[THE EXERCISE]
All lines from the one containing "What data populates" through the final line of the records below should be reproduced exactly, with the pictures left out.

[WORKING DATA]

>>>>

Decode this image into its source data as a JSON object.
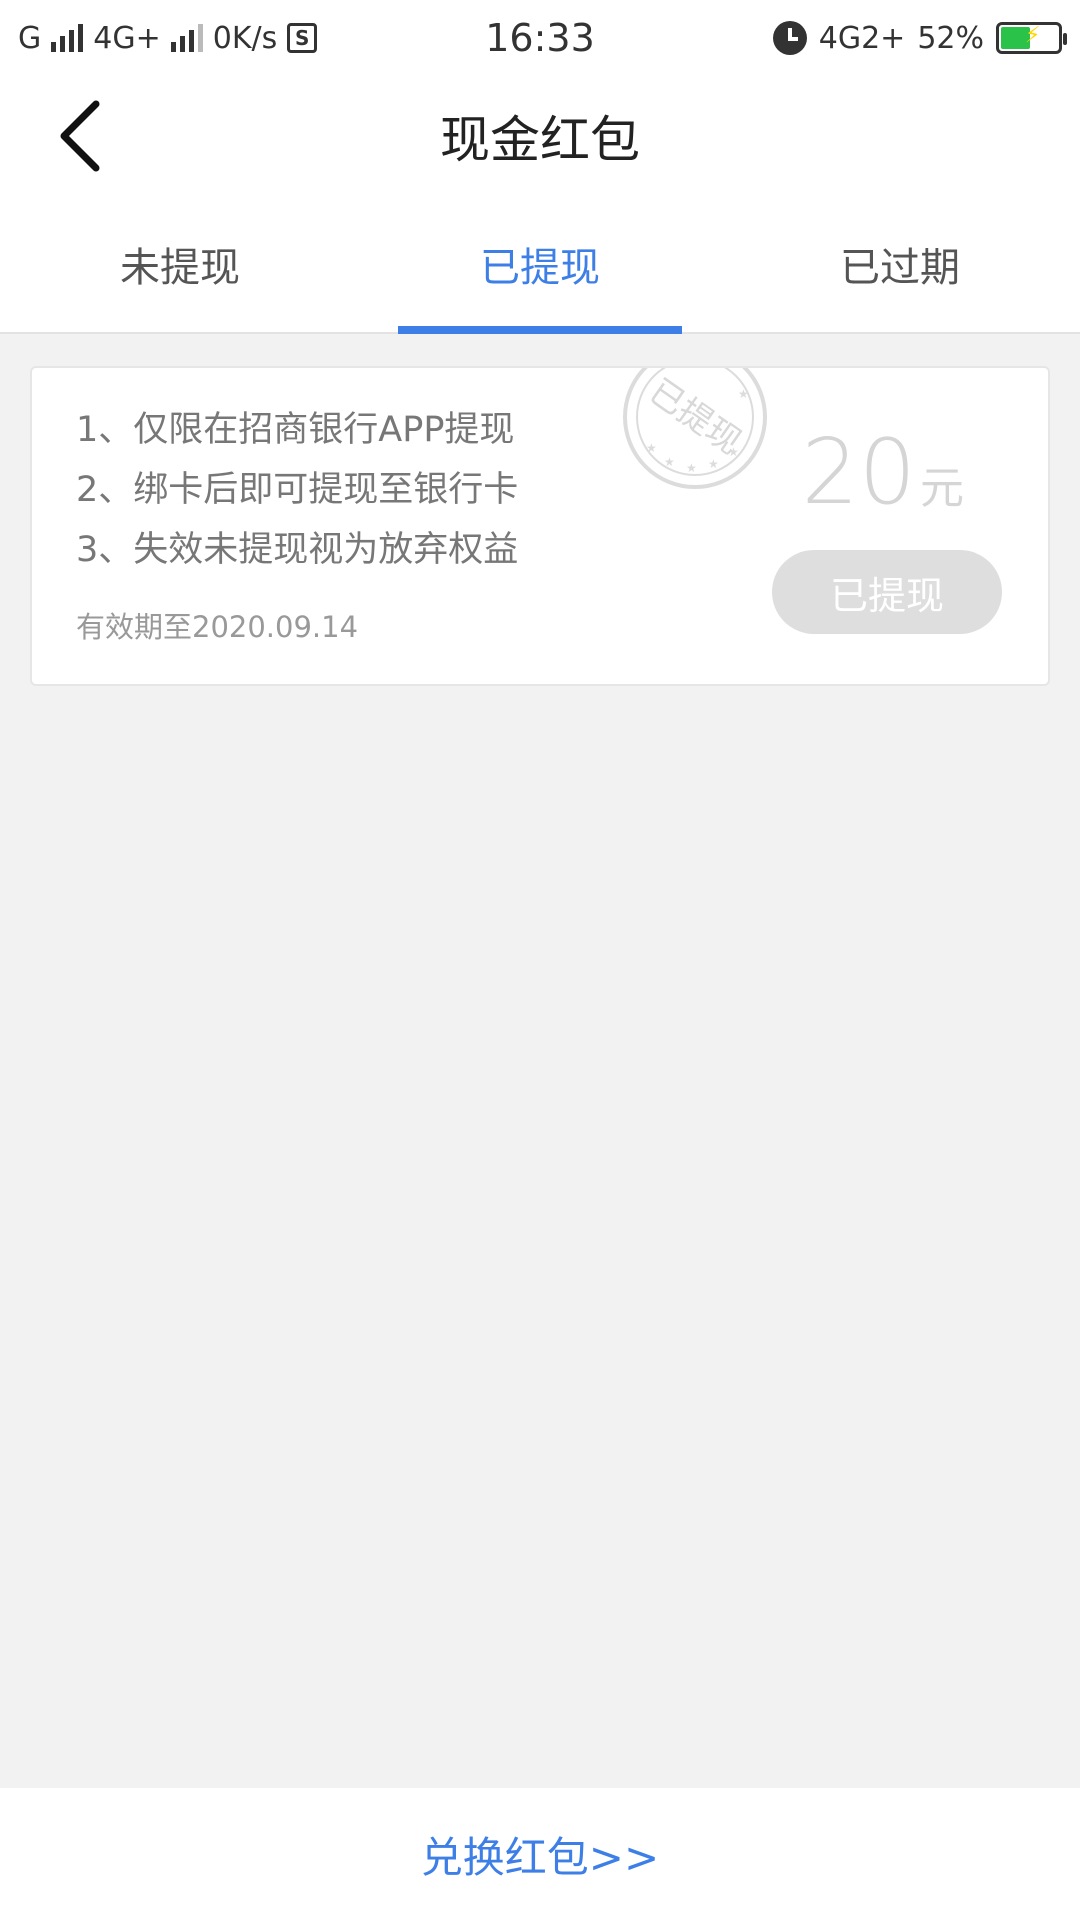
{
  "status_bar": {
    "carrier1": "G",
    "carrier2": "4G+",
    "speed": "0K/s",
    "sim_icon_letter": "S",
    "time": "16:33",
    "network": "4G2+",
    "battery": "52%",
    "battery_level": 0.52
  },
  "header": {
    "title": "现金红包",
    "back_icon": "chevron-left-icon"
  },
  "tabs": [
    {
      "label": "未提现",
      "active": false
    },
    {
      "label": "已提现",
      "active": true
    },
    {
      "label": "已过期",
      "active": false
    }
  ],
  "card": {
    "rules": [
      "1、仅限在招商银行APP提现",
      "2、绑卡后即可提现至银行卡",
      "3、失效未提现视为放弃权益"
    ],
    "validity": "有效期至2020.09.14",
    "amount": "20",
    "unit": "元",
    "status_button": "已提现",
    "stamp_text": "已提现"
  },
  "footer": {
    "exchange_link": "兑换红包>>"
  },
  "colors": {
    "accent": "#3d7fe6",
    "background": "#f2f2f2",
    "battery": "#2bc24a"
  }
}
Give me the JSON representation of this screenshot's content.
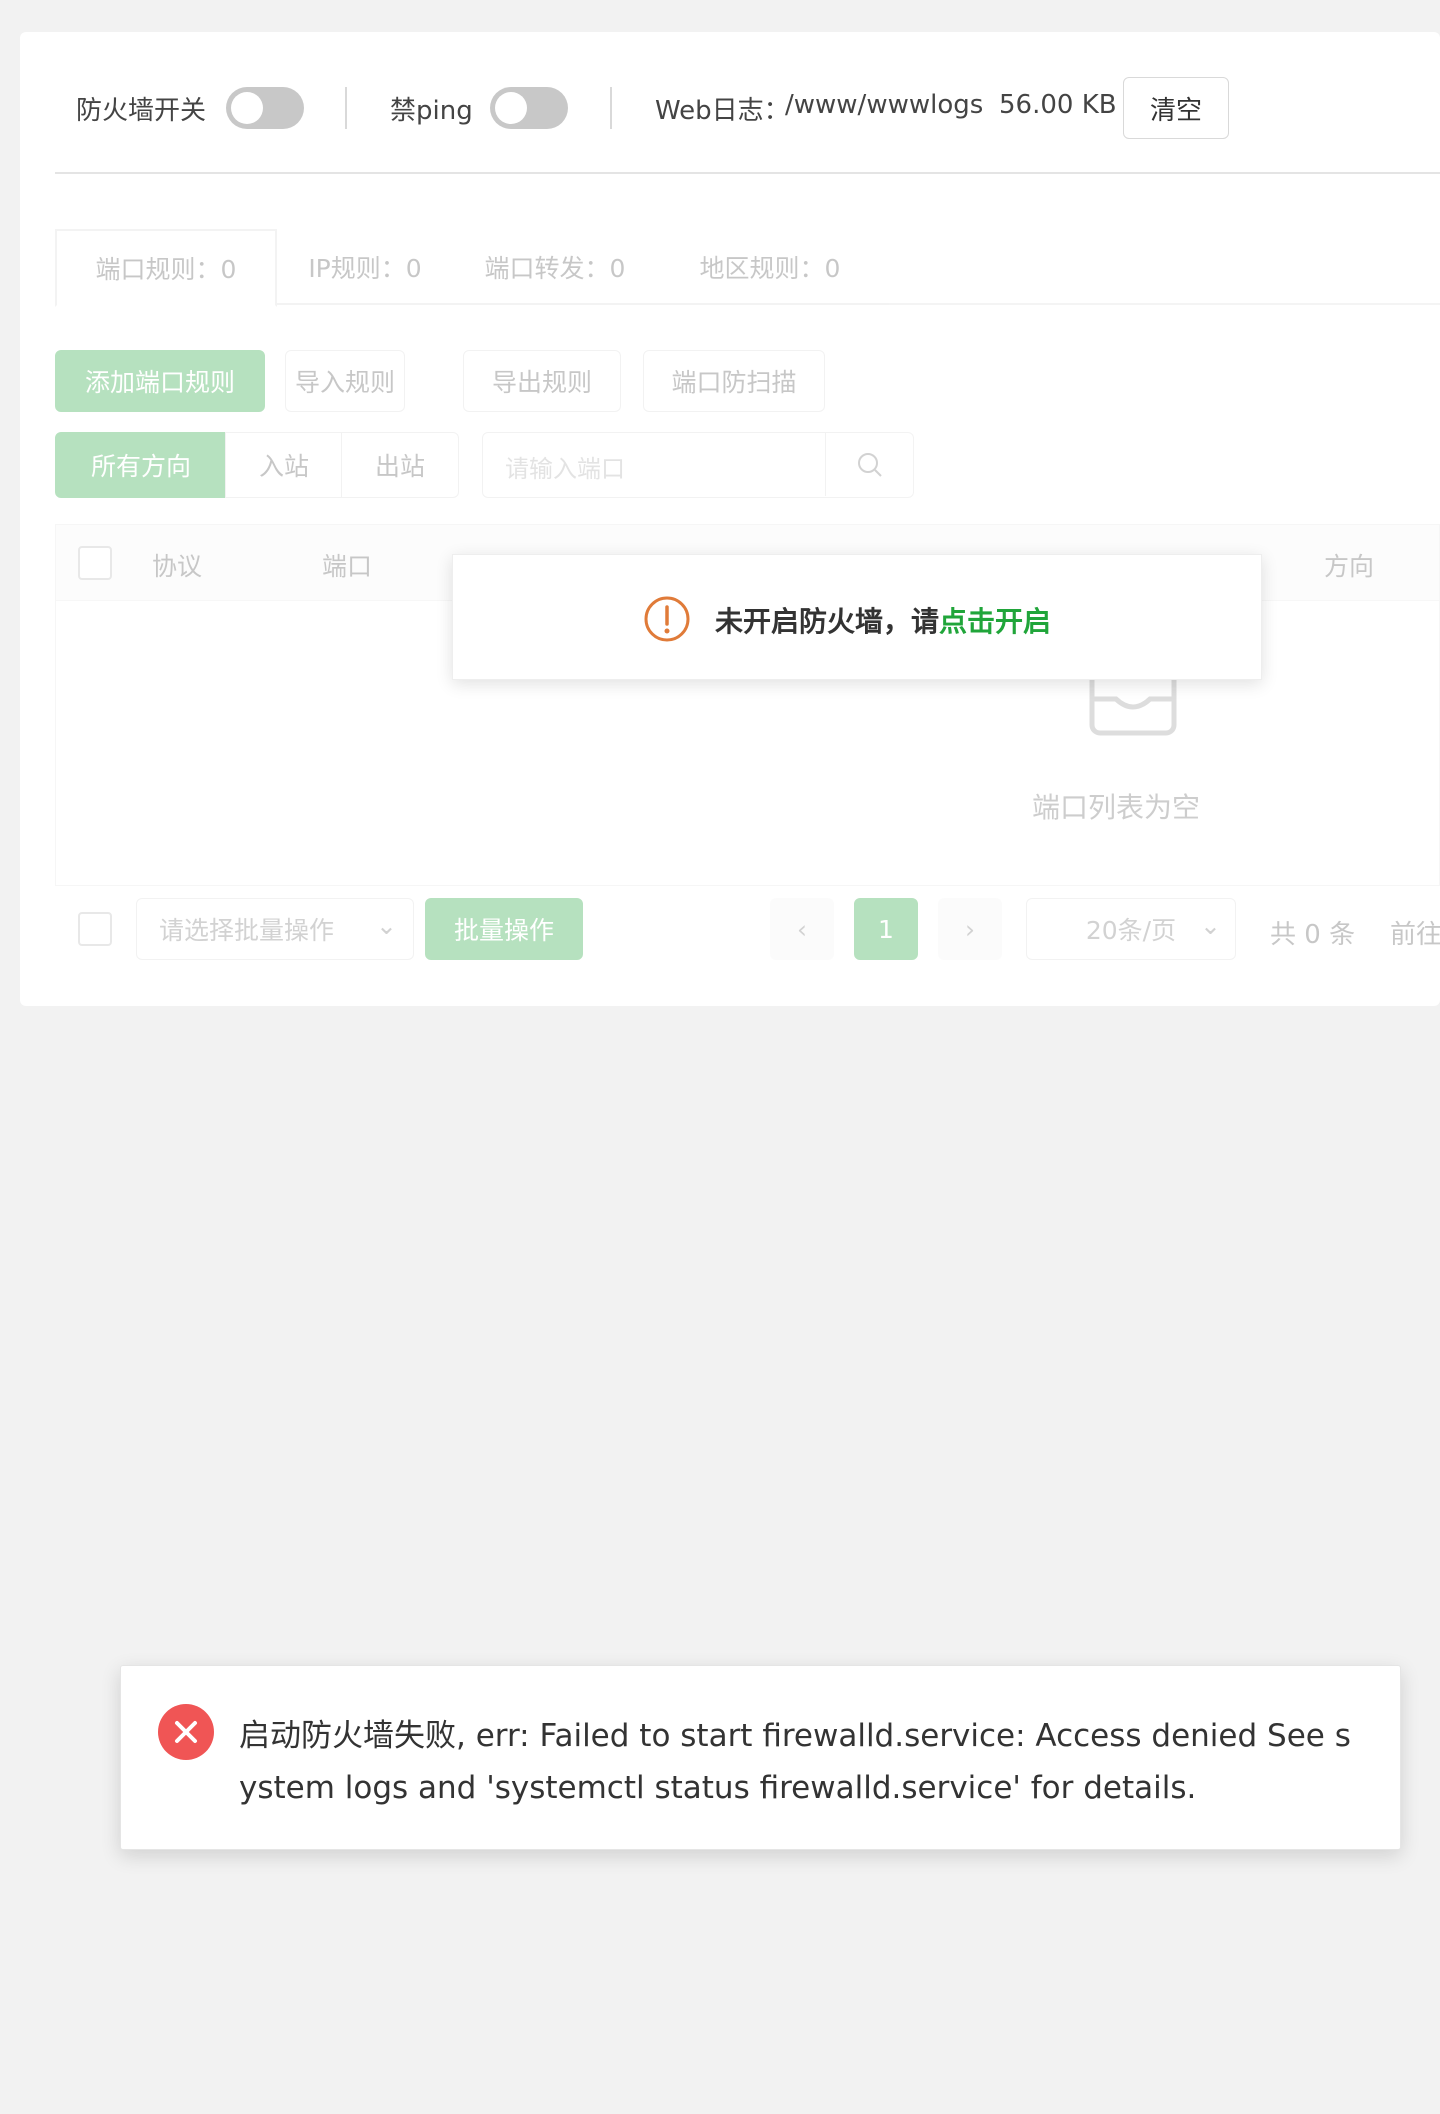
{
  "topbar": {
    "firewall_label": "防火墙开关",
    "ping_label": "禁ping",
    "weblog_label": "Web日志：",
    "weblog_path": "/www/wwwlogs",
    "weblog_size": "56.00 KB",
    "clear_button": "清空"
  },
  "tabs": [
    {
      "label": "端口规则：0"
    },
    {
      "label": "IP规则：0"
    },
    {
      "label": "端口转发：0"
    },
    {
      "label": "地区规则：0"
    }
  ],
  "actions": {
    "add_rule": "添加端口规则",
    "import_rules": "导入规则",
    "export_rules": "导出规则",
    "port_scan_protect": "端口防扫描"
  },
  "filters": {
    "all_directions": "所有方向",
    "inbound": "入站",
    "outbound": "出站",
    "search_placeholder": "请输入端口"
  },
  "table": {
    "headers": {
      "protocol": "协议",
      "port": "端口",
      "direction": "方向"
    },
    "empty_text": "端口列表为空"
  },
  "footer": {
    "batch_select_placeholder": "请选择批量操作",
    "batch_button": "批量操作",
    "current_page": "1",
    "page_size": "20条/页",
    "total": "共 0 条",
    "goto": "前往"
  },
  "notice": {
    "message": "未开启防火墙，请",
    "link": "点击开启"
  },
  "toast": {
    "message": "启动防火墙失败, err: Failed to start firewalld.service: Access denied See system logs and 'systemctl status firewalld.service' for details."
  },
  "colors": {
    "accent": "#20a53a",
    "warning": "#e07b39",
    "error": "#f05555"
  }
}
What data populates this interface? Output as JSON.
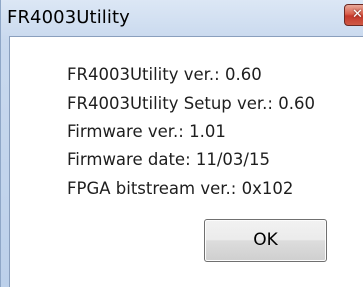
{
  "window": {
    "title": "FR4003Utility",
    "close_glyph": "✕"
  },
  "info": {
    "lines": [
      "FR4003Utility ver.: 0.60",
      "FR4003Utility Setup ver.: 0.60",
      "Firmware ver.: 1.01",
      "Firmware date: 11/03/15",
      "FPGA bitstream ver.: 0x102"
    ]
  },
  "buttons": {
    "ok_label": "OK"
  },
  "colors": {
    "close_button": "#c4382b",
    "title_bar": "#c9d9ee"
  }
}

<<<<

[SOLUTION TO THIS TASK]
What data populates this interface? Output as JSON.
{
  "window": {
    "title": "FR4003Utility",
    "close_glyph": "✕"
  },
  "info": {
    "lines": [
      "FR4003Utility ver.: 0.60",
      "FR4003Utility Setup ver.: 0.60",
      "Firmware ver.: 1.01",
      "Firmware date: 11/03/15",
      "FPGA bitstream ver.: 0x102"
    ]
  },
  "buttons": {
    "ok_label": "OK"
  },
  "colors": {
    "close_button": "#c4382b",
    "title_bar": "#c9d9ee"
  }
}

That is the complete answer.